Collected data
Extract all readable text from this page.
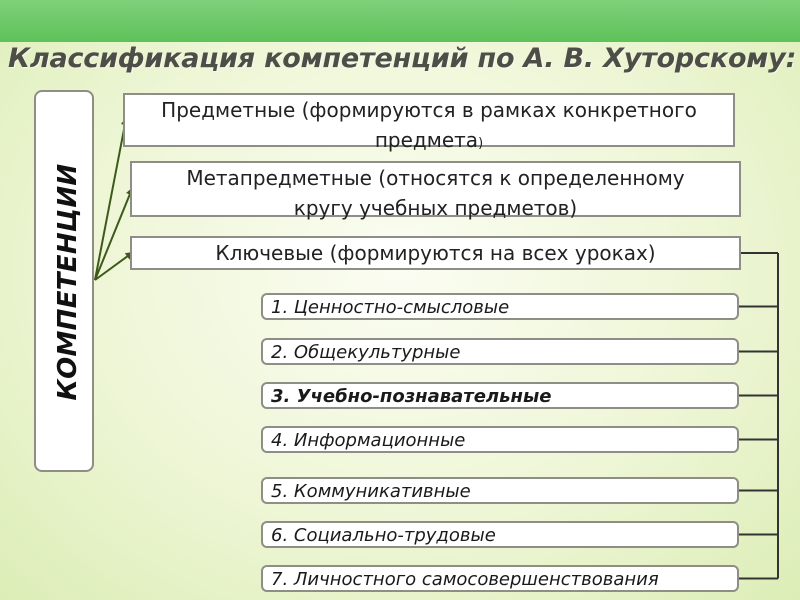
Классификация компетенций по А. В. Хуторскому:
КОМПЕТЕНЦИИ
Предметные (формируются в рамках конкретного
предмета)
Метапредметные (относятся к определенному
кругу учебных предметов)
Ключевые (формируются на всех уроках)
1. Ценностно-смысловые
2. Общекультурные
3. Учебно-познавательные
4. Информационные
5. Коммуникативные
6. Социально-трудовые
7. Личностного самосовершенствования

Task description
Leave out the pictures and transcribe everything else exactly.

Answer to the task
Extract all readable text from this page.
Классификация компетенций по А. В. Хуторскому:
КОМПЕТЕНЦИИ
Предметные (формируются в рамках конкретного
предмета)
Метапредметные (относятся к определенному
кругу учебных предметов)
Ключевые (формируются на всех уроках)
1. Ценностно-смысловые
2. Общекультурные
3. Учебно-познавательные
4. Информационные
5. Коммуникативные
6. Социально-трудовые
7. Личностного самосовершенствования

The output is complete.